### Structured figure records
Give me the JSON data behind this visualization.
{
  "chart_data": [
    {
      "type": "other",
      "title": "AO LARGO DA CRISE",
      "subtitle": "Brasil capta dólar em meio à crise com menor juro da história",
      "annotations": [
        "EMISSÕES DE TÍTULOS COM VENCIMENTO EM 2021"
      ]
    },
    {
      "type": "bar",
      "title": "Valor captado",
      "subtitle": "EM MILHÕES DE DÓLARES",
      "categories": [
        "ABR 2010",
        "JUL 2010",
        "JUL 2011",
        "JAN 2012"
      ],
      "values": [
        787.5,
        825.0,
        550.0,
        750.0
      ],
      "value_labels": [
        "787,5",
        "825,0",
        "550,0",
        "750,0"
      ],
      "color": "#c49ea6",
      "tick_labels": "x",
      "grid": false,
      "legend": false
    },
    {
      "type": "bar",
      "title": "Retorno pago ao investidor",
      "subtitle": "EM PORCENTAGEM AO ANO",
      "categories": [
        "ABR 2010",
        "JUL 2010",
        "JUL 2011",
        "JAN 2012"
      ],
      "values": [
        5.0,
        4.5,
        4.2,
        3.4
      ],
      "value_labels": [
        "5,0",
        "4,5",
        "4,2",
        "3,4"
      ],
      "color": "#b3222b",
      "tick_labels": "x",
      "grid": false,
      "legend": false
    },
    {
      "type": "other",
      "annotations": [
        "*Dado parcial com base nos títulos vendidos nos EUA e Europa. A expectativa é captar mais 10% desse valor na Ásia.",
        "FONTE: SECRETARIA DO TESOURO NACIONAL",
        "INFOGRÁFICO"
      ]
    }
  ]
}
--
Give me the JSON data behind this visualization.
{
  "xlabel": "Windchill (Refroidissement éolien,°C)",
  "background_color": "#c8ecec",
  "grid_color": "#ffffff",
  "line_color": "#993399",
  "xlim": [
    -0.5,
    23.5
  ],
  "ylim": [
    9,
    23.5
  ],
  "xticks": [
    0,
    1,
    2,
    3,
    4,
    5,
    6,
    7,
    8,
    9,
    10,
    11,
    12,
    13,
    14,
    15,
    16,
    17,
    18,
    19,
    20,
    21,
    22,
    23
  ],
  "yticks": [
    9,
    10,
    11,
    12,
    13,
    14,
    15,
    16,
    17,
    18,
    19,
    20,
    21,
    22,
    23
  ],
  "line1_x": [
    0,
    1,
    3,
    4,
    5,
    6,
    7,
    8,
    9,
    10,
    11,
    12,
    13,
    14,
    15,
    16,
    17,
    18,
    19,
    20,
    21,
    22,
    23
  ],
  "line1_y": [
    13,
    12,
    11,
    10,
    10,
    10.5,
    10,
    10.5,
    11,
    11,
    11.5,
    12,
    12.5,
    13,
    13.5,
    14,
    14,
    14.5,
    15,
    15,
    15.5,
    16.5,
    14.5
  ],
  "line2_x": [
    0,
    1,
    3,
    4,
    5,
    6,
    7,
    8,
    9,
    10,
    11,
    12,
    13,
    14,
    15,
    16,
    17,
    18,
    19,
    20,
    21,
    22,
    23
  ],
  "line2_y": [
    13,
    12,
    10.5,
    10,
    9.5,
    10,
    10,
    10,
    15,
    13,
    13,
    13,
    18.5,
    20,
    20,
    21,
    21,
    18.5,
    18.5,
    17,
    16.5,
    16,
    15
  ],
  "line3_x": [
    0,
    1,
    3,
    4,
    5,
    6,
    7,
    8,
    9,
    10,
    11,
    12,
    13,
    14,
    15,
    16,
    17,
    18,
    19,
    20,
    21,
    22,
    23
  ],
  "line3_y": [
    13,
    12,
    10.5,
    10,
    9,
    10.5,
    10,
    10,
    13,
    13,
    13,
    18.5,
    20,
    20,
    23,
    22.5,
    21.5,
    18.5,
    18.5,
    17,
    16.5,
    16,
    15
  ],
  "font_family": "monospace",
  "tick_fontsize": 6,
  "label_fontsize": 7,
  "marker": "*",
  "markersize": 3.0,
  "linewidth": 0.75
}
...
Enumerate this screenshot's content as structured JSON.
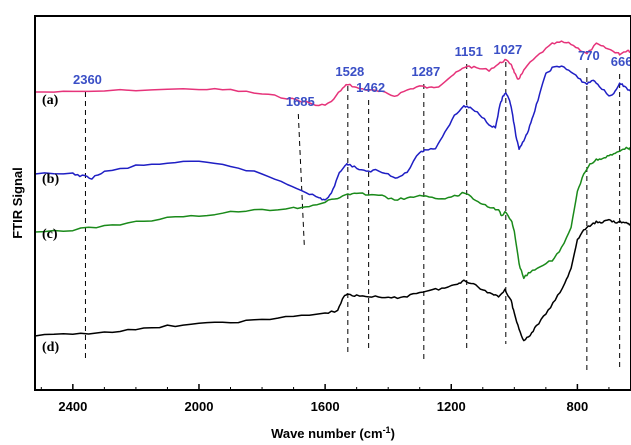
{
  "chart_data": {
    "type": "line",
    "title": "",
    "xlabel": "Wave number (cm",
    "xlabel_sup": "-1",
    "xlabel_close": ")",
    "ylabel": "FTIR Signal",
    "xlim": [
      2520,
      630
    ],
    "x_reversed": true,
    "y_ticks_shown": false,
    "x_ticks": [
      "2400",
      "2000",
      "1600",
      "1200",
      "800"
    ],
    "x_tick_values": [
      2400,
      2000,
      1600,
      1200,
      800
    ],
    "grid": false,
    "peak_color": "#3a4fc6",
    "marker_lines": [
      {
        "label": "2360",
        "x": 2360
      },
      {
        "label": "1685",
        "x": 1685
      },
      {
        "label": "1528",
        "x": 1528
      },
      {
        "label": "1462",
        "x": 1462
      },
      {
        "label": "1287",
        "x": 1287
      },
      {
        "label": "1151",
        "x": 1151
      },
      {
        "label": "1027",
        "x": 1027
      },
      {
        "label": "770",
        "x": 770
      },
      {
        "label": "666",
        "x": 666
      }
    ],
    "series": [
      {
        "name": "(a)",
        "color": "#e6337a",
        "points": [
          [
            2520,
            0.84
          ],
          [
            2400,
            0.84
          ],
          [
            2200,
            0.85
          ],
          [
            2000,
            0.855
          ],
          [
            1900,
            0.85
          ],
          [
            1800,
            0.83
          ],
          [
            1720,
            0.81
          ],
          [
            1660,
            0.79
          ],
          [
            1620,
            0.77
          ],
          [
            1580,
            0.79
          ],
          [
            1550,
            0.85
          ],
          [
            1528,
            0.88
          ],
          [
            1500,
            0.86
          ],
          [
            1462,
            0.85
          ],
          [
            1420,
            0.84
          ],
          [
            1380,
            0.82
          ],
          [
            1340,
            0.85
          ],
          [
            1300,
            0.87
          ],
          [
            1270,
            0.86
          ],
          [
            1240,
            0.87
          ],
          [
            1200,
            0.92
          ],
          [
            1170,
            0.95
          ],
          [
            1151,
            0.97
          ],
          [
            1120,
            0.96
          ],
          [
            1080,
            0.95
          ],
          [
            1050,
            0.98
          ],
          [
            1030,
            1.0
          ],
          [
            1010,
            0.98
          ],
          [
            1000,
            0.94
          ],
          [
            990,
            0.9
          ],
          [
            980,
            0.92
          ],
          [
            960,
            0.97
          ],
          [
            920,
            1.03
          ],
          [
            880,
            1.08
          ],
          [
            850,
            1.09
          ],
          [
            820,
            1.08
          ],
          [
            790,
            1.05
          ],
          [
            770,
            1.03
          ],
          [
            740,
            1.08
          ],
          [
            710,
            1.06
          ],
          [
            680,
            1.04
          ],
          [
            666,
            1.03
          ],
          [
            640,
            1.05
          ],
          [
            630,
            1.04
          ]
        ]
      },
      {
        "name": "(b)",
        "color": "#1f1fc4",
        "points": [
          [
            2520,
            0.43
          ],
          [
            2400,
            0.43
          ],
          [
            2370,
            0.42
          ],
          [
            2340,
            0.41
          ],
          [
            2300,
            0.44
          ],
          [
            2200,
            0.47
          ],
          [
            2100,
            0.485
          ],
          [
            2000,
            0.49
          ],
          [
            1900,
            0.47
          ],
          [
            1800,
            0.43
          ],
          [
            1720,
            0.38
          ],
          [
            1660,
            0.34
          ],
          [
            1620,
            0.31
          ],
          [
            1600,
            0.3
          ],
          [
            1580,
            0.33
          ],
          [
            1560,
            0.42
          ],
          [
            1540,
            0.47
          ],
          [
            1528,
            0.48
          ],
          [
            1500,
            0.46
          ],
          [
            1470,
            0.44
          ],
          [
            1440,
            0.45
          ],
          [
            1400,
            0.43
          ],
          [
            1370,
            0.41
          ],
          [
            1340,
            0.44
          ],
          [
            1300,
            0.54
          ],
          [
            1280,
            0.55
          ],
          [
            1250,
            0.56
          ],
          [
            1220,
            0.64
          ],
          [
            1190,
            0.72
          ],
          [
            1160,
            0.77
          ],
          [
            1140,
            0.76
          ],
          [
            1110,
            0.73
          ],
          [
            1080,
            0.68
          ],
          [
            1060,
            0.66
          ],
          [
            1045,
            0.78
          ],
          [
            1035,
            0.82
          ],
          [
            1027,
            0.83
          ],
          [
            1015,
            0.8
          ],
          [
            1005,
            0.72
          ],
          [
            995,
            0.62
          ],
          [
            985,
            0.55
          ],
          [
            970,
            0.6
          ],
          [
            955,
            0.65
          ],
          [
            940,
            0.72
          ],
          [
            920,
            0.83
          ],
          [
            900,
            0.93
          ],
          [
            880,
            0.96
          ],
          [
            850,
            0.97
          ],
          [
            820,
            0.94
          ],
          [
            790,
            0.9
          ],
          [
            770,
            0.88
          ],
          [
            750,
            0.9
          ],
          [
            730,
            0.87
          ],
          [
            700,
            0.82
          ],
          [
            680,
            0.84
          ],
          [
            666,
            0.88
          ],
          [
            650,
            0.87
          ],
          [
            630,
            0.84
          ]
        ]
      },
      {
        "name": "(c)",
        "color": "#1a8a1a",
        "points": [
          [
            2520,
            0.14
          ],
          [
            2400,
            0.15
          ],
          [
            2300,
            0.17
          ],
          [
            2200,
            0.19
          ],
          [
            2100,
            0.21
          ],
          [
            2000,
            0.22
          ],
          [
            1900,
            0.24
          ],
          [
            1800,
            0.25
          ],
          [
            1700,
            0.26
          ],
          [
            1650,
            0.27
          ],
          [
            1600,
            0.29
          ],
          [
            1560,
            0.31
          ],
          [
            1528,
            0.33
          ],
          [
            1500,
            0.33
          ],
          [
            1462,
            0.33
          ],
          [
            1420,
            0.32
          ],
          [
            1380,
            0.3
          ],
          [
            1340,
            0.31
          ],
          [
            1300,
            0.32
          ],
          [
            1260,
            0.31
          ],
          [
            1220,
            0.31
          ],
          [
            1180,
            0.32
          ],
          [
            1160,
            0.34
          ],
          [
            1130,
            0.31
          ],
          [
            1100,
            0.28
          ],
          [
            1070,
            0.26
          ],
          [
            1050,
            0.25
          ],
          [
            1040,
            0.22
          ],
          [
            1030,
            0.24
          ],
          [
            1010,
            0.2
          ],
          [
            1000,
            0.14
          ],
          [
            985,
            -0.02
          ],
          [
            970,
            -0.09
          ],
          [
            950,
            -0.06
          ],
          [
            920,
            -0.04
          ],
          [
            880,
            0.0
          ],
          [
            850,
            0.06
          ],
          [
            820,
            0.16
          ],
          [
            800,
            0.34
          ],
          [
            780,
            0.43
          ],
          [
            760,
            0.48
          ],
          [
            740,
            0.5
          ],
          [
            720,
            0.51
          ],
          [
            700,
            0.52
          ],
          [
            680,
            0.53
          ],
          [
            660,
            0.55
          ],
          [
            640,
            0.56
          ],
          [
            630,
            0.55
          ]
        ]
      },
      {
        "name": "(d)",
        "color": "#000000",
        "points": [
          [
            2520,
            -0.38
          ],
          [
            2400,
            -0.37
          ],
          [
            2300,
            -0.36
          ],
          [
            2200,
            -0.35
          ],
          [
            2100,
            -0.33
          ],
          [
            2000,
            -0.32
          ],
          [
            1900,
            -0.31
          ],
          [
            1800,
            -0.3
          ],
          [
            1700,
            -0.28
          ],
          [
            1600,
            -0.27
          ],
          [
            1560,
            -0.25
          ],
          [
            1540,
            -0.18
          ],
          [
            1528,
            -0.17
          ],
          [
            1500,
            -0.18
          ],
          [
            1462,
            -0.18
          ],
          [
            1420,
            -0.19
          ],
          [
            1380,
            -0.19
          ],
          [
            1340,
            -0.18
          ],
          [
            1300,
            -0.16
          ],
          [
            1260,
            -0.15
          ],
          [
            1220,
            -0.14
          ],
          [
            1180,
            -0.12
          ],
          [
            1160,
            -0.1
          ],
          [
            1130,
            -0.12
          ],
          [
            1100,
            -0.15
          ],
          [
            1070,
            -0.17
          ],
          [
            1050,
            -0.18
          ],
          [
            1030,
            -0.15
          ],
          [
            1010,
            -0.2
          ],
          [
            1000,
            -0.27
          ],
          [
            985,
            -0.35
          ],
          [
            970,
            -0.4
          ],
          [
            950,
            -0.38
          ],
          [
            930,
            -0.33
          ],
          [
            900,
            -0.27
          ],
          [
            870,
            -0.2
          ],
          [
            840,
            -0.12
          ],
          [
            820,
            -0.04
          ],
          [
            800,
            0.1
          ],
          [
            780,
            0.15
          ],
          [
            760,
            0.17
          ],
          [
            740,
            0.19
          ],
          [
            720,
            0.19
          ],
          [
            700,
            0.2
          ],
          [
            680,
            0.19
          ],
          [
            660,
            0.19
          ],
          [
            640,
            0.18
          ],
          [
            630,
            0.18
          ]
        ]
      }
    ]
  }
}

### Prompt
Locate all lines holding the word "subtitle", then copy them out.

### Exercise response
      "subtitle": "Brasil capta dólar em meio à crise com menor juro da história",
      "subtitle": "EM MILHÕES DE DÓLARES",
      "subtitle": "EM PORCENTAGEM AO ANO",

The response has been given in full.